— Text to read —
- - - - -

The wind was strong, rain sweeping sideways. I lit up the narrow trail with mating cougar sounds from an electronic call. My rifle in the shooting sticks, scope on 3X, safety off — I was ready.
In my lap lay a short-barreled 12 gauge shotgun with 3-inch payloads of TSS No. 2s. That barrel was pointed 45 degrees behind me, where two trails emerged from a thick grove of Douglas firs. Should a cat approach from behind, the shot would come inside 8 yards.
Eerie cat sounds resonated from the e-caller. After 15 minutes of off-and-on action, I switched to a yearling deer distress sound, the same one I used to call in and kill a cougar in this same area only four days prior.
Two hours of sitting, calling, and waiting in torrential rains and swirling winds, the only time my head left the riflescope was to glance behind to see if that was the cat’s angle of approach. The heavy rain put my every nerve on edge. I didn’t like it. I prefer dead calm conditions when calling big predators, because the slightest movement captures your attention.
The two-hour calling session was draining. Every swaying branch and moving leaf jolted my pulse. More than once fir boughs shifted in the wind, exposing dead maple leaves draped across tree limbs. At a fleeting glance, their horizontal lines looked like the back of a cougar, but each time it turned out to be only brown leaves — just 10 feet away. When calling apex predators in close quarters, your eyes and mind focus in an intense way. It’s unlike any other type of hunting, and that’s what I love about it.
As dark spots on the trail and in thick cover played tricks on my brain amid rapidly waning daylight, it was time to stop. Defeated, I gathered the soaking wet gear and headed home. I’m not a betting man but if I were, I would have put down a large sum on my killing a cat that afternoon. At 3 p.m., less than an hour before I started calling, a cougar was caught on one of my cellular trail cameras. The last time that happened here, I called barely more than two minutes before a tom came running full-speed at the sounds of my mouth calls. When I shot it in the chest, it collapsed seven paces from where I sat.

- - - - -

— Collected data —
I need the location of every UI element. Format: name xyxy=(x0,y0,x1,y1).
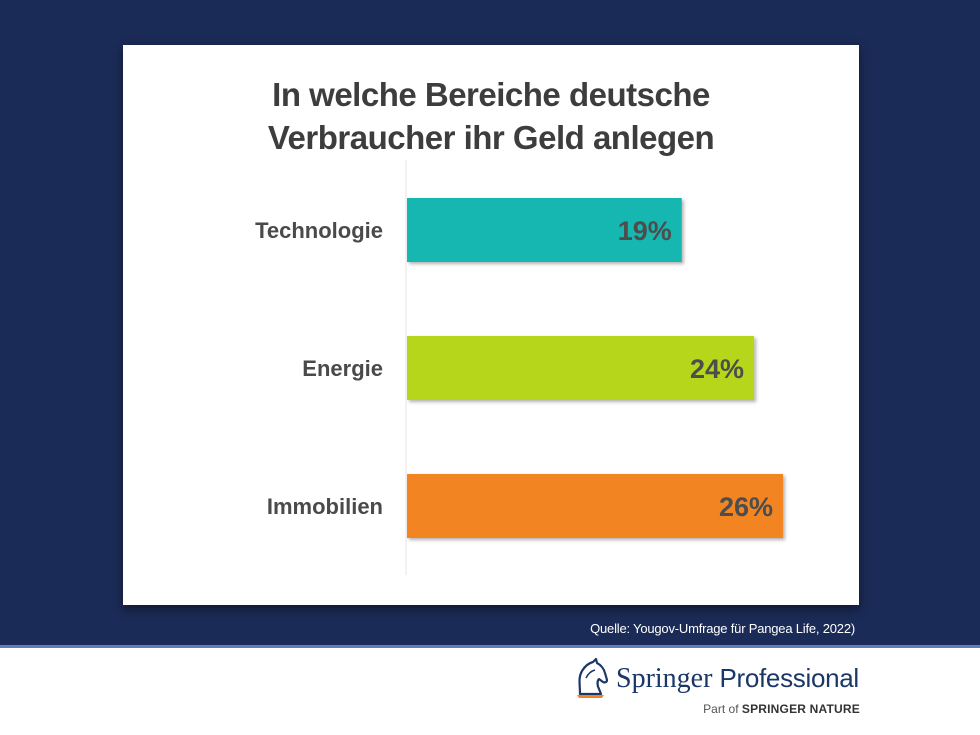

- - - - -

— Work to do —
Continue the cougar-calling account above, starting right after its last sentence.

— Response —
Mountain Lion Cell Cam Video
The Challenge
I hunt mountain lions only three minutes from my home, in the western foothills of Oregon’s Cascade Range. Over the previous five nights I captured five to seven different cougars each night on multiple trail cameras. All were at night — until now.
This isn’t hard, rugged country to navigate, it’s just very difficult to hunt due to the thick cover and lack of visibility. The mountain lions were showing up with regularity within 200 yards of multiple homes scattered around the edge of the forest. One property owner shared surveillance footage of a tom and female cougar walking between two parked cars in his driveway, 30 feet from his front door. Another home owner showed me a female with three yearlings walking down their driveway. I also caught those lions, and others, on trail cameras. These were the cougars I chased.
Here, amongst nearly one square mile of 18-year-old Douglas fir reprod, Columbia black-tailed deer thrive. So do gray fox, cottontails, opossums, skunks, gray squirrels, and birds — all of which cougars eat. For five years I’ve been lion hunting in this spot and calling them has been my only approach. Hounds are prohibited in Oregon. Bait is legal, but I’ve avoided that.
Two years ago, a few of the neighbors lost their house cats. I caught three cougars on film carrying house cats and found where one laid and ate a fluffy white house cat 150 yards from the doorstep it plucked it from.
What makes calling cougars in this setting so challenging is the density of the cover. Oftentimes when I set up and call I’m carrying only a shotgun. Using mouth calls, targeting cats where shots would come inside 20 yards, sometimes half that. I’ve called in cougars that have instantaneously appeared in the thick brush, but by the time I swung on them for a shot, they’d vanished.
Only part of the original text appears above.